_Stated goal_
Print every line of the listing exactly, please.

_Information given_
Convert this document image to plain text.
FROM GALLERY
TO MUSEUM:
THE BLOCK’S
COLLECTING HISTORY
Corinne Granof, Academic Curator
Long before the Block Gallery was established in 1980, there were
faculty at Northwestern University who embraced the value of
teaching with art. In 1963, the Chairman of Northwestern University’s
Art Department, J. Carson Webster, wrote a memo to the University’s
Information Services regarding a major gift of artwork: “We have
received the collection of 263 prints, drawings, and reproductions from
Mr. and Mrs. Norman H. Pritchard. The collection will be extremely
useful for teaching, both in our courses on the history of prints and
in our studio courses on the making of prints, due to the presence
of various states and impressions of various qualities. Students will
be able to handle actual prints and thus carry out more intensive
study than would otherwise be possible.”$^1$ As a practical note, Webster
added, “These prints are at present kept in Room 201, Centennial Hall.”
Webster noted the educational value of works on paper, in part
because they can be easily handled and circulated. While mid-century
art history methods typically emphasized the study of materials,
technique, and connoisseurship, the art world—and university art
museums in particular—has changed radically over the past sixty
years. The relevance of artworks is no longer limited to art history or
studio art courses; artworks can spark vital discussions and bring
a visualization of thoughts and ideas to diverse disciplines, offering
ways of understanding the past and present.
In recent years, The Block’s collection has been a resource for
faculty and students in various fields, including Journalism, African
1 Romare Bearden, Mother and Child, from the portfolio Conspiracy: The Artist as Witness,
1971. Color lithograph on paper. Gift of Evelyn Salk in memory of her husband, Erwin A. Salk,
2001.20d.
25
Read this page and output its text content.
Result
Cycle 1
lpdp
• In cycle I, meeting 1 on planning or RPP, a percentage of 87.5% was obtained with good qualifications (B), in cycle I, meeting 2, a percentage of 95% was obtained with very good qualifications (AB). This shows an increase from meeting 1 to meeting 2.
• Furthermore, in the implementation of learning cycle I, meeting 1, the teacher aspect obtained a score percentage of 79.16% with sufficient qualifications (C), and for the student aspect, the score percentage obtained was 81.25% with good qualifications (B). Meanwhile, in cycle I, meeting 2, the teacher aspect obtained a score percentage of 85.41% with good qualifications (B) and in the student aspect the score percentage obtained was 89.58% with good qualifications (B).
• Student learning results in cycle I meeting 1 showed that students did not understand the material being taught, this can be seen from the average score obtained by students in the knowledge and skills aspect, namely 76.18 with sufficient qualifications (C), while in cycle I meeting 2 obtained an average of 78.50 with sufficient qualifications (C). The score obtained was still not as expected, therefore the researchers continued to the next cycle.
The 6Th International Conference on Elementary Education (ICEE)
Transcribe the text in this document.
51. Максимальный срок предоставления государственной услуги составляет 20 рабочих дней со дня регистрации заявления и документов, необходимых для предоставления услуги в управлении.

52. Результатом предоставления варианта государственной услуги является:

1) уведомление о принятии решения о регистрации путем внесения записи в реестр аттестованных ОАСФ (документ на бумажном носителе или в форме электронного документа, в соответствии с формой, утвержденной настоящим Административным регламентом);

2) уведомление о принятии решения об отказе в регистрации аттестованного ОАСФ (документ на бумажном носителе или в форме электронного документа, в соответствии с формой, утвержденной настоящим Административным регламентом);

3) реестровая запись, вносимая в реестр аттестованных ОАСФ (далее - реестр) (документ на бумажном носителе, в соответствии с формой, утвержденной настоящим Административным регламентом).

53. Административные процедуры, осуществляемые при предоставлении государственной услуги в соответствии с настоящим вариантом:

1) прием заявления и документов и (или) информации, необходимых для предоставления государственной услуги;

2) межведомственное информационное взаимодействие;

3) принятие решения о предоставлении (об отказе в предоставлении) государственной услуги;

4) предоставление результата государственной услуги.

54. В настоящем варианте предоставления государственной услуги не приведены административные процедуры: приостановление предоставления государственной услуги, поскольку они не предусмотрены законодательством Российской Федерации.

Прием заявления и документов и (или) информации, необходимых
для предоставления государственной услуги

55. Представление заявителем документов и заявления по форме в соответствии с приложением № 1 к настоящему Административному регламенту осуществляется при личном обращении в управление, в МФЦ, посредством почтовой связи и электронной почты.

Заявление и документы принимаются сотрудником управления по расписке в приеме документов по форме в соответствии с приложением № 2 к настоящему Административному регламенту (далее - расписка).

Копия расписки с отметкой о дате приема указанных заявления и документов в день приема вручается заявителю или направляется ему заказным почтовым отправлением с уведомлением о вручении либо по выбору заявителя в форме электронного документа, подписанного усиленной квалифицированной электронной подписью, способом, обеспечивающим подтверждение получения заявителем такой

_Solution to this task_
Convert this document image to plain text.
FROM GALLERY
TO MUSEUM:
THE BLOCK’S
COLLECTING HISTORY
Corinne Granof, Academic Curator
Long before the Block Gallery was established in 1980, there were
faculty at Northwestern University who embraced the value of
teaching with art. In 1963, the Chairman of Northwestern University’s
Art Department, J. Carson Webster, wrote a memo to the University’s
Information Services regarding a major gift of artwork: “We have
received the collection of 263 prints, drawings, and reproductions from
Mr. and Mrs. Norman H. Pritchard. The collection will be extremely
useful for teaching, both in our courses on the history of prints and
in our studio courses on the making of prints, due to the presence
of various states and impressions of various qualities. Students will
be able to handle actual prints and thus carry out more intensive
study than would otherwise be possible.”$^1$ As a practical note, Webster
added, “These prints are at present kept in Room 201, Centennial Hall.”
Webster noted the educational value of works on paper, in part
because they can be easily handled and circulated. While mid-century
art history methods typically emphasized the study of materials,
technique, and connoisseurship, the art world—and university art
museums in particular—has changed radically over the past sixty
years. The relevance of artworks is no longer limited to art history or
studio art courses; artworks can spark vital discussions and bring
a visualization of thoughts and ideas to diverse disciplines, offering
ways of understanding the past and present.
In recent years, The Block’s collection has been a resource for
faculty and students in various fields, including Journalism, African
1 Romare Bearden, Mother and Child, from the portfolio Conspiracy: The Artist as Witness,
1971. Color lithograph on paper. Gift of Evelyn Salk in memory of her husband, Erwin A. Salk,
2001.20d.
25
Read this page and output its text content.
Result
Cycle 1
lpdp
• In cycle I, meeting 1 on planning or RPP, a percentage of 87.5% was obtained with good qualifications (B), in cycle I, meeting 2, a percentage of 95% was obtained with very good qualifications (AB). This shows an increase from meeting 1 to meeting 2.
• Furthermore, in the implementation of learning cycle I, meeting 1, the teacher aspect obtained a score percentage of 79.16% with sufficient qualifications (C), and for the student aspect, the score percentage obtained was 81.25% with good qualifications (B). Meanwhile, in cycle I, meeting 2, the teacher aspect obtained a score percentage of 85.41% with good qualifications (B) and in the student aspect the score percentage obtained was 89.58% with good qualifications (B).
• Student learning results in cycle I meeting 1 showed that students did not understand the material being taught, this can be seen from the average score obtained by students in the knowledge and skills aspect, namely 76.18 with sufficient qualifications (C), while in cycle I meeting 2 obtained an average of 78.50 with sufficient qualifications (C). The score obtained was still not as expected, therefore the researchers continued to the next cycle.
The 6Th International Conference on Elementary Education (ICEE)
Transcribe the text in this document.
51. Максимальный срок предоставления государственной услуги составляет 20 рабочих дней со дня регистрации заявления и документов, необходимых для предоставления услуги в управлении.

52. Результатом предоставления варианта государственной услуги является:

1) уведомление о принятии решения о регистрации путем внесения записи в реестр аттестованных ОАСФ (документ на бумажном носителе или в форме электронного документа, в соответствии с формой, утвержденной настоящим Административным регламентом);

2) уведомление о принятии решения об отказе в регистрации аттестованного ОАСФ (документ на бумажном носителе или в форме электронного документа, в соответствии с формой, утвержденной настоящим Административным регламентом);

3) реестровая запись, вносимая в реестр аттестованных ОАСФ (далее - реестр) (документ на бумажном носителе, в соответствии с формой, утвержденной настоящим Административным регламентом).

53. Административные процедуры, осуществляемые при предоставлении государственной услуги в соответствии с настоящим вариантом:

1) прием заявления и документов и (или) информации, необходимых для предоставления государственной услуги;

2) межведомственное информационное взаимодействие;

3) принятие решения о предоставлении (об отказе в предоставлении) государственной услуги;

4) предоставление результата государственной услуги.

54. В настоящем варианте предоставления государственной услуги не приведены административные процедуры: приостановление предоставления государственной услуги, поскольку они не предусмотрены законодательством Российской Федерации.

Прием заявления и документов и (или) информации, необходимых
для предоставления государственной услуги

55. Представление заявителем документов и заявления по форме в соответствии с приложением № 1 к настоящему Административному регламенту осуществляется при личном обращении в управление, в МФЦ, посредством почтовой связи и электронной почты.

Заявление и документы принимаются сотрудником управления по расписке в приеме документов по форме в соответствии с приложением № 2 к настоящему Административному регламенту (далее - расписка).

Копия расписки с отметкой о дате приема указанных заявления и документов в день приема вручается заявителю или направляется ему заказным почтовым отправлением с уведомлением о вручении либо по выбору заявителя в форме электронного документа, подписанного усиленной квалифицированной электронной подписью, способом, обеспечивающим подтверждение получения заявителем такой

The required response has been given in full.